### Short task
Give the number of lines that include the string "comment", nothing more.

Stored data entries
□ □ □

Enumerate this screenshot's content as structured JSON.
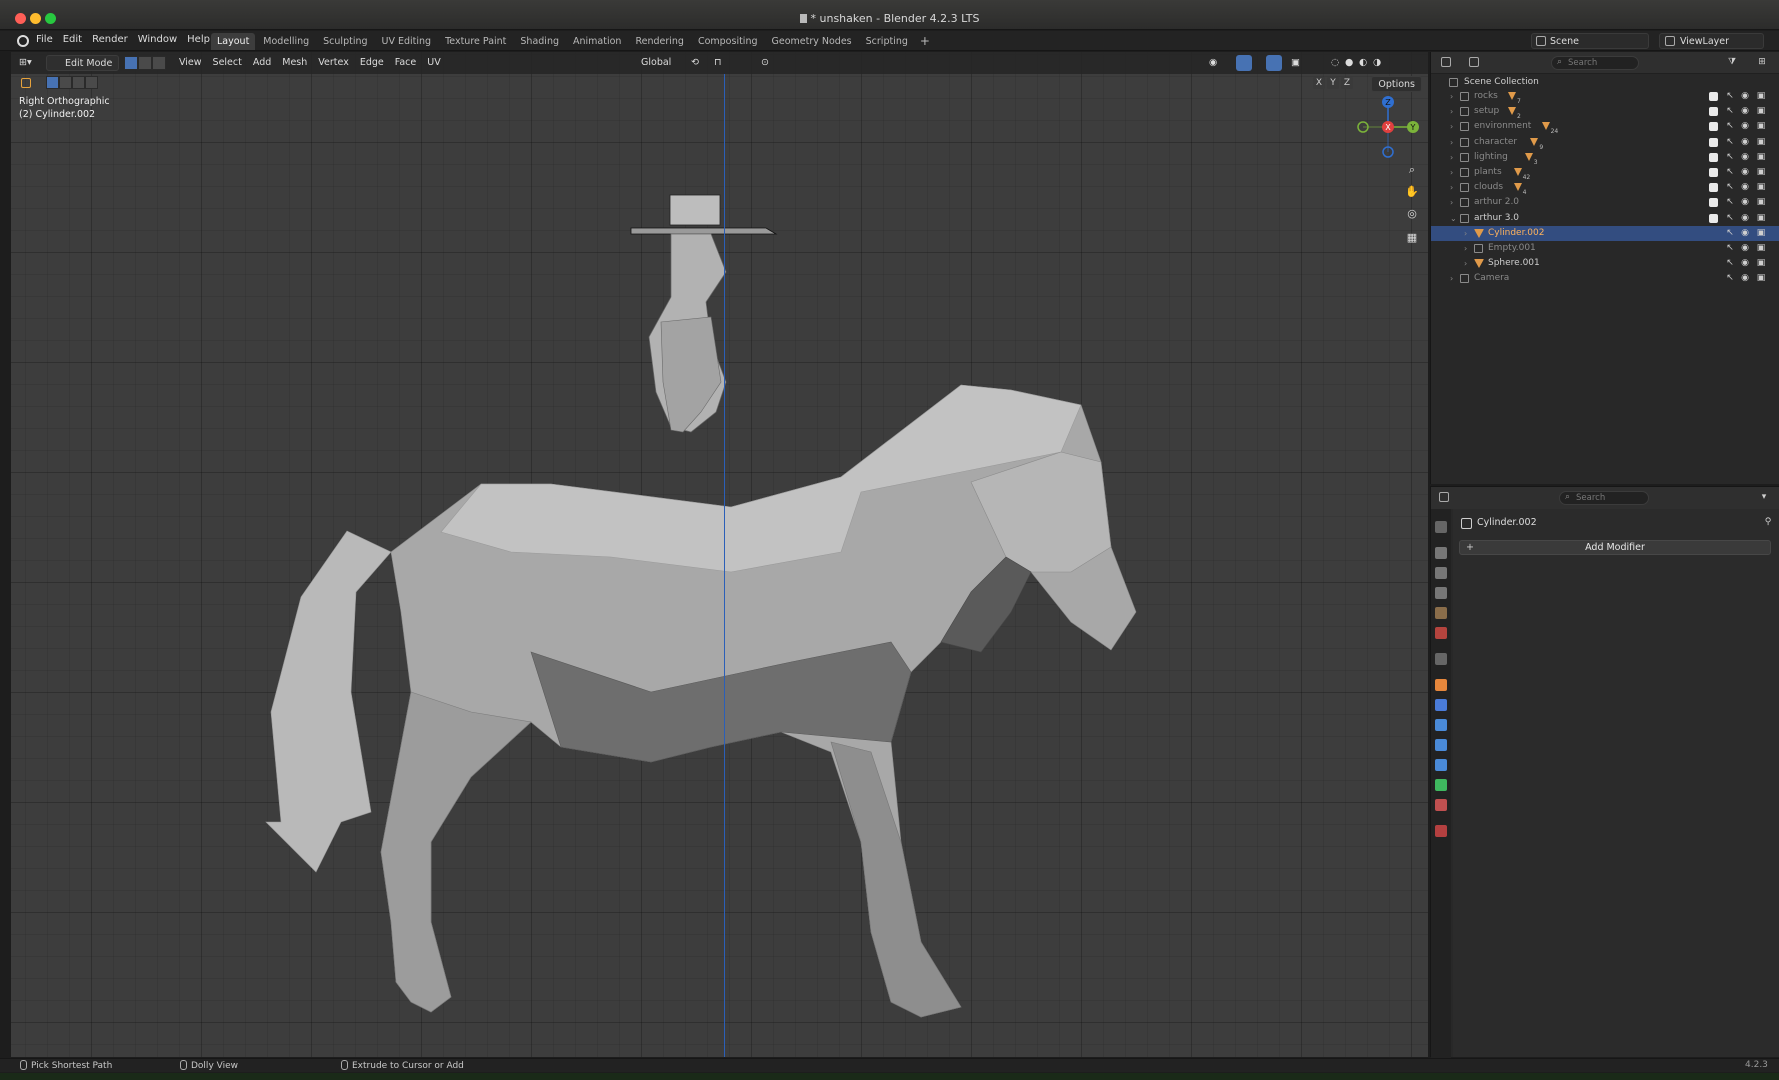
{
  "window": {
    "title": "* unshaken - Blender 4.2.3 LTS"
  },
  "menus": [
    "File",
    "Edit",
    "Render",
    "Window",
    "Help"
  ],
  "workspace_tabs": [
    {
      "label": "Layout",
      "active": true
    },
    {
      "label": "Modelling"
    },
    {
      "label": "Sculpting"
    },
    {
      "label": "UV Editing"
    },
    {
      "label": "Texture Paint"
    },
    {
      "label": "Shading"
    },
    {
      "label": "Animation"
    },
    {
      "label": "Rendering"
    },
    {
      "label": "Compositing"
    },
    {
      "label": "Geometry Nodes"
    },
    {
      "label": "Scripting"
    }
  ],
  "scene": {
    "name": "Scene",
    "view_layer": "ViewLayer"
  },
  "viewport": {
    "mode": "Edit Mode",
    "menus": [
      "View",
      "Select",
      "Add",
      "Mesh",
      "Vertex",
      "Edge",
      "Face",
      "UV"
    ],
    "transform_orientation": "Global",
    "options_label": "Options",
    "axis_labels": [
      "X",
      "Y",
      "Z"
    ],
    "view_name": "Right Orthographic",
    "active_object": "(2) Cylinder.002",
    "gizmo": {
      "x": "X",
      "y": "Y",
      "z": "Z"
    }
  },
  "outliner": {
    "search_placeholder": "Search",
    "root": "Scene Collection",
    "rows": [
      {
        "label": "rocks",
        "badge": "7",
        "dim": true
      },
      {
        "label": "setup",
        "badge": "2",
        "dim": true
      },
      {
        "label": "environment",
        "badge": "24",
        "dim": true
      },
      {
        "label": "character",
        "badge": "9",
        "dim": true
      },
      {
        "label": "lighting",
        "badge": "3",
        "dim": true
      },
      {
        "label": "plants",
        "badge": "42",
        "dim": true
      },
      {
        "label": "clouds",
        "badge": "4",
        "dim": true
      },
      {
        "label": "arthur 2.0",
        "dim": true
      },
      {
        "label": "arthur 3.0"
      },
      {
        "label": "Cylinder.002",
        "selected": true
      },
      {
        "label": "Empty.001",
        "dim": true
      },
      {
        "label": "Sphere.001"
      },
      {
        "label": "Camera",
        "dim": true
      }
    ]
  },
  "properties": {
    "search_placeholder": "Search",
    "object_name": "Cylinder.002",
    "add_modifier": "Add Modifier"
  },
  "statusbar": {
    "left": "Pick Shortest Path",
    "middle": "Dolly View",
    "right": "Extrude to Cursor or Add",
    "version": "4.2.3"
  }
}
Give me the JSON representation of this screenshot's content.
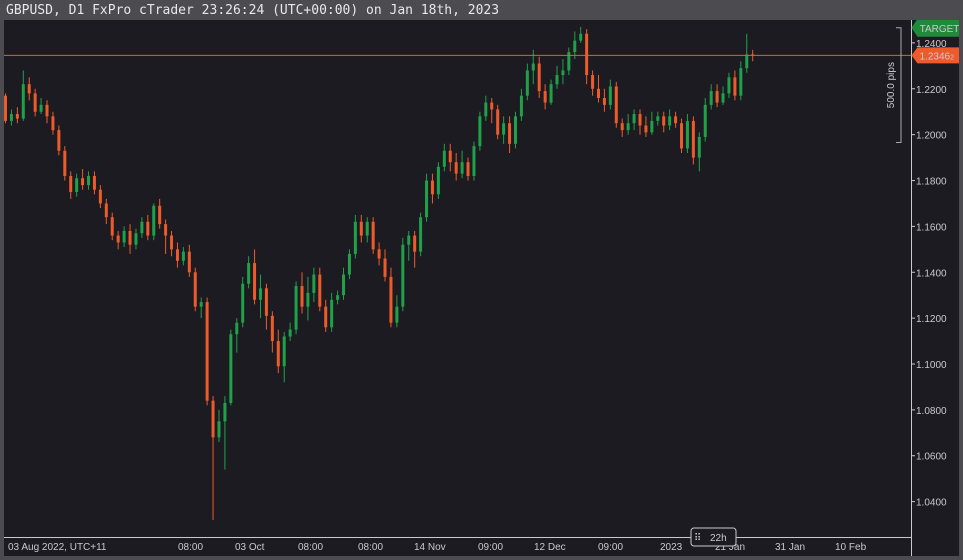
{
  "window": {
    "title": "GBPUSD, D1 FxPro cTrader 23:26:24 (UTC+00:00) on Jan 18th, 2023"
  },
  "colors": {
    "background": "#1c1b22",
    "bull": "#1fa14a",
    "bear": "#ee5b2b",
    "price_line": "#ee5b2b",
    "target": "#1e8a3a"
  },
  "chart_data": {
    "type": "candlestick",
    "symbol": "GBPUSD",
    "timeframe": "D1",
    "ylim": [
      1.025,
      1.25
    ],
    "y_ticks": [
      {
        "value": 1.24,
        "label": "1.2400"
      },
      {
        "value": 1.22,
        "label": "1.2200"
      },
      {
        "value": 1.2,
        "label": "1.2000"
      },
      {
        "value": 1.18,
        "label": "1.1800"
      },
      {
        "value": 1.16,
        "label": "1.1600"
      },
      {
        "value": 1.14,
        "label": "1.1400"
      },
      {
        "value": 1.12,
        "label": "1.1200"
      },
      {
        "value": 1.1,
        "label": "1.1000"
      },
      {
        "value": 1.08,
        "label": "1.0800"
      },
      {
        "value": 1.06,
        "label": "1.0600"
      },
      {
        "value": 1.04,
        "label": "1.0400"
      }
    ],
    "x_labels": [
      "03 Aug 2022, UTC+11",
      "08:00",
      "03 Oct",
      "08:00",
      "08:00",
      "14 Nov",
      "09:00",
      "12 Dec",
      "09:00",
      "2023",
      "21 Jan",
      "31 Jan",
      "10 Feb"
    ],
    "current_price": {
      "value": 1.2346,
      "label": "1.2346",
      "suffix": "2"
    },
    "target": {
      "label": "TARGET",
      "value": 1.2466
    },
    "measure": {
      "label": "500.0 pips",
      "from": 1.1966,
      "to": 1.2466
    },
    "time_badge": "22h",
    "candles": [
      [
        1.217,
        1.206,
        1.218,
        1.205
      ],
      [
        1.206,
        1.209,
        1.211,
        1.204
      ],
      [
        1.209,
        1.207,
        1.212,
        1.205
      ],
      [
        1.207,
        1.222,
        1.228,
        1.206
      ],
      [
        1.222,
        1.218,
        1.225,
        1.215
      ],
      [
        1.218,
        1.21,
        1.22,
        1.208
      ],
      [
        1.21,
        1.213,
        1.216,
        1.209
      ],
      [
        1.213,
        1.208,
        1.215,
        1.205
      ],
      [
        1.208,
        1.202,
        1.21,
        1.2
      ],
      [
        1.202,
        1.193,
        1.204,
        1.191
      ],
      [
        1.193,
        1.182,
        1.195,
        1.18
      ],
      [
        1.182,
        1.175,
        1.184,
        1.172
      ],
      [
        1.175,
        1.181,
        1.183,
        1.173
      ],
      [
        1.181,
        1.178,
        1.185,
        1.176
      ],
      [
        1.178,
        1.182,
        1.184,
        1.176
      ],
      [
        1.182,
        1.176,
        1.184,
        1.174
      ],
      [
        1.176,
        1.17,
        1.178,
        1.168
      ],
      [
        1.17,
        1.164,
        1.172,
        1.161
      ],
      [
        1.164,
        1.156,
        1.166,
        1.154
      ],
      [
        1.156,
        1.153,
        1.158,
        1.15
      ],
      [
        1.153,
        1.158,
        1.16,
        1.151
      ],
      [
        1.158,
        1.152,
        1.161,
        1.148
      ],
      [
        1.152,
        1.157,
        1.159,
        1.15
      ],
      [
        1.157,
        1.162,
        1.164,
        1.155
      ],
      [
        1.162,
        1.156,
        1.165,
        1.154
      ],
      [
        1.156,
        1.169,
        1.17,
        1.154
      ],
      [
        1.169,
        1.161,
        1.172,
        1.159
      ],
      [
        1.161,
        1.156,
        1.163,
        1.148
      ],
      [
        1.156,
        1.15,
        1.158,
        1.147
      ],
      [
        1.15,
        1.145,
        1.153,
        1.142
      ],
      [
        1.145,
        1.149,
        1.151,
        1.143
      ],
      [
        1.149,
        1.14,
        1.152,
        1.138
      ],
      [
        1.14,
        1.125,
        1.142,
        1.123
      ],
      [
        1.125,
        1.127,
        1.129,
        1.12
      ],
      [
        1.127,
        1.084,
        1.129,
        1.082
      ],
      [
        1.084,
        1.068,
        1.086,
        1.032
      ],
      [
        1.068,
        1.075,
        1.08,
        1.066
      ],
      [
        1.075,
        1.083,
        1.086,
        1.054
      ],
      [
        1.083,
        1.113,
        1.115,
        1.082
      ],
      [
        1.113,
        1.118,
        1.12,
        1.105
      ],
      [
        1.118,
        1.135,
        1.138,
        1.116
      ],
      [
        1.135,
        1.144,
        1.147,
        1.133
      ],
      [
        1.144,
        1.128,
        1.15,
        1.126
      ],
      [
        1.128,
        1.133,
        1.139,
        1.12
      ],
      [
        1.133,
        1.121,
        1.135,
        1.115
      ],
      [
        1.121,
        1.11,
        1.123,
        1.105
      ],
      [
        1.11,
        1.099,
        1.115,
        1.096
      ],
      [
        1.099,
        1.112,
        1.114,
        1.092
      ],
      [
        1.112,
        1.115,
        1.118,
        1.11
      ],
      [
        1.115,
        1.134,
        1.136,
        1.113
      ],
      [
        1.134,
        1.125,
        1.14,
        1.122
      ],
      [
        1.125,
        1.131,
        1.138,
        1.119
      ],
      [
        1.131,
        1.139,
        1.142,
        1.127
      ],
      [
        1.139,
        1.125,
        1.142,
        1.123
      ],
      [
        1.125,
        1.116,
        1.128,
        1.114
      ],
      [
        1.116,
        1.128,
        1.131,
        1.114
      ],
      [
        1.128,
        1.13,
        1.132,
        1.126
      ],
      [
        1.13,
        1.139,
        1.142,
        1.128
      ],
      [
        1.139,
        1.148,
        1.15,
        1.137
      ],
      [
        1.148,
        1.162,
        1.165,
        1.146
      ],
      [
        1.162,
        1.156,
        1.165,
        1.153
      ],
      [
        1.156,
        1.162,
        1.164,
        1.153
      ],
      [
        1.162,
        1.15,
        1.164,
        1.148
      ],
      [
        1.15,
        1.146,
        1.153,
        1.143
      ],
      [
        1.146,
        1.138,
        1.15,
        1.136
      ],
      [
        1.138,
        1.118,
        1.142,
        1.116
      ],
      [
        1.118,
        1.125,
        1.13,
        1.116
      ],
      [
        1.125,
        1.152,
        1.155,
        1.123
      ],
      [
        1.152,
        1.156,
        1.158,
        1.145
      ],
      [
        1.156,
        1.149,
        1.158,
        1.142
      ],
      [
        1.149,
        1.164,
        1.166,
        1.147
      ],
      [
        1.164,
        1.18,
        1.183,
        1.162
      ],
      [
        1.18,
        1.174,
        1.183,
        1.17
      ],
      [
        1.174,
        1.186,
        1.188,
        1.172
      ],
      [
        1.186,
        1.193,
        1.196,
        1.184
      ],
      [
        1.193,
        1.188,
        1.196,
        1.184
      ],
      [
        1.188,
        1.183,
        1.192,
        1.18
      ],
      [
        1.183,
        1.188,
        1.193,
        1.181
      ],
      [
        1.188,
        1.182,
        1.19,
        1.18
      ],
      [
        1.182,
        1.195,
        1.197,
        1.18
      ],
      [
        1.195,
        1.208,
        1.21,
        1.193
      ],
      [
        1.208,
        1.214,
        1.217,
        1.206
      ],
      [
        1.214,
        1.211,
        1.216,
        1.205
      ],
      [
        1.211,
        1.2,
        1.213,
        1.198
      ],
      [
        1.2,
        1.205,
        1.208,
        1.196
      ],
      [
        1.205,
        1.196,
        1.208,
        1.192
      ],
      [
        1.196,
        1.208,
        1.21,
        1.194
      ],
      [
        1.208,
        1.217,
        1.22,
        1.206
      ],
      [
        1.217,
        1.228,
        1.231,
        1.215
      ],
      [
        1.228,
        1.231,
        1.237,
        1.222
      ],
      [
        1.231,
        1.219,
        1.234,
        1.216
      ],
      [
        1.219,
        1.214,
        1.222,
        1.211
      ],
      [
        1.214,
        1.222,
        1.224,
        1.213
      ],
      [
        1.222,
        1.226,
        1.23,
        1.22
      ],
      [
        1.226,
        1.228,
        1.233,
        1.222
      ],
      [
        1.228,
        1.236,
        1.238,
        1.226
      ],
      [
        1.236,
        1.241,
        1.245,
        1.233
      ],
      [
        1.241,
        1.244,
        1.247,
        1.24
      ],
      [
        1.244,
        1.226,
        1.246,
        1.222
      ],
      [
        1.226,
        1.22,
        1.228,
        1.217
      ],
      [
        1.22,
        1.216,
        1.226,
        1.214
      ],
      [
        1.216,
        1.213,
        1.22,
        1.21
      ],
      [
        1.213,
        1.221,
        1.224,
        1.211
      ],
      [
        1.221,
        1.205,
        1.223,
        1.203
      ],
      [
        1.205,
        1.202,
        1.207,
        1.199
      ],
      [
        1.202,
        1.205,
        1.209,
        1.2
      ],
      [
        1.205,
        1.209,
        1.211,
        1.202
      ],
      [
        1.209,
        1.204,
        1.211,
        1.2
      ],
      [
        1.204,
        1.201,
        1.208,
        1.199
      ],
      [
        1.201,
        1.206,
        1.21,
        1.2
      ],
      [
        1.206,
        1.208,
        1.21,
        1.204
      ],
      [
        1.208,
        1.204,
        1.21,
        1.201
      ],
      [
        1.204,
        1.208,
        1.211,
        1.202
      ],
      [
        1.208,
        1.205,
        1.21,
        1.203
      ],
      [
        1.205,
        1.194,
        1.207,
        1.192
      ],
      [
        1.194,
        1.206,
        1.209,
        1.192
      ],
      [
        1.206,
        1.19,
        1.208,
        1.187
      ],
      [
        1.19,
        1.199,
        1.201,
        1.184
      ],
      [
        1.199,
        1.213,
        1.216,
        1.197
      ],
      [
        1.213,
        1.219,
        1.222,
        1.211
      ],
      [
        1.219,
        1.214,
        1.222,
        1.212
      ],
      [
        1.214,
        1.218,
        1.221,
        1.213
      ],
      [
        1.218,
        1.225,
        1.227,
        1.216
      ],
      [
        1.225,
        1.217,
        1.228,
        1.215
      ],
      [
        1.217,
        1.229,
        1.232,
        1.215
      ],
      [
        1.229,
        1.235,
        1.244,
        1.227
      ],
      [
        1.235,
        1.2346,
        1.237,
        1.232
      ]
    ]
  }
}
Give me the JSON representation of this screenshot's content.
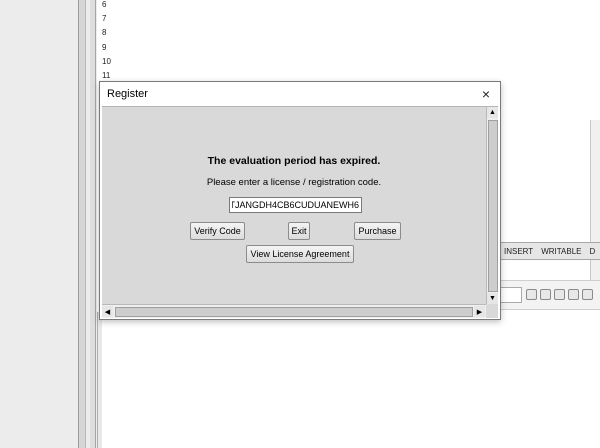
{
  "editor": {
    "line_numbers": [
      "6",
      "7",
      "8",
      "9",
      "10",
      "11"
    ]
  },
  "status_bar": {
    "insert": "INSERT",
    "writable": "WRITABLE",
    "extra": "D"
  },
  "toolbar_icons": [
    "nav-back-icon",
    "nav-forward-icon",
    "copy-icon",
    "edit-icon",
    "paste-icon"
  ],
  "dialog": {
    "title": "Register",
    "close_glyph": "×",
    "headline": "The evaluation period has expired.",
    "prompt": "Please enter a license / registration code.",
    "code_value": "TJANGDH4CB6CUDUANEWH6",
    "buttons": {
      "verify": "Verify Code",
      "exit": "Exit",
      "purchase": "Purchase",
      "agreement": "View License Agreement"
    },
    "scroll_glyphs": {
      "up": "▲",
      "down": "▼",
      "left": "◀",
      "right": "▶"
    }
  }
}
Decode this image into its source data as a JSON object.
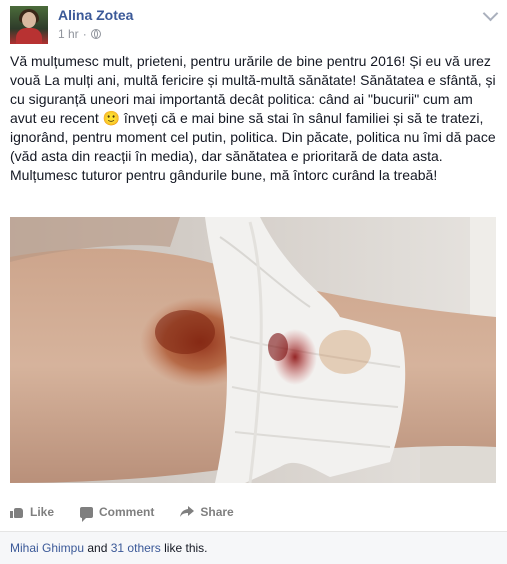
{
  "post": {
    "author": "Alina Zotea",
    "time": "1 hr",
    "separator": "·",
    "text": "Vă mulțumesc mult, prieteni, pentru urările de bine pentru 2016! Și eu vă urez vouă La mulți ani, multă fericire și multă-multă sănătate! Sănătatea e sfântă, și cu siguranță uneori mai importantă decât politica: când ai \"bucurii\" cum am avut eu recent 🙂 înveți că e mai bine să stai în sânul familiei și să te tratezi, ignorând, pentru moment cel putin, politica. Din păcate, politica nu îmi dă pace (văd asta din reacții în media), dar sănătatea e prioritară de data asta. Mulțumesc tuturor pentru gândurile bune, mă întorc curând la treabă!"
  },
  "actions": {
    "like": "Like",
    "comment": "Comment",
    "share": "Share"
  },
  "likes": {
    "person": "Mihai Ghimpu",
    "and": "and",
    "others": "31 others",
    "suffix": "like this."
  },
  "icons": {
    "avatar": "profile-photo",
    "privacy": "globe-icon",
    "menu": "chevron-down-icon",
    "like": "thumbs-up-icon",
    "comment": "comment-icon",
    "share": "share-arrow-icon"
  },
  "colors": {
    "link": "#3b5998",
    "meta": "#90949c",
    "action": "#7f7f7f",
    "footer_bg": "#f6f7f9"
  }
}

□ □ □

### Output below
2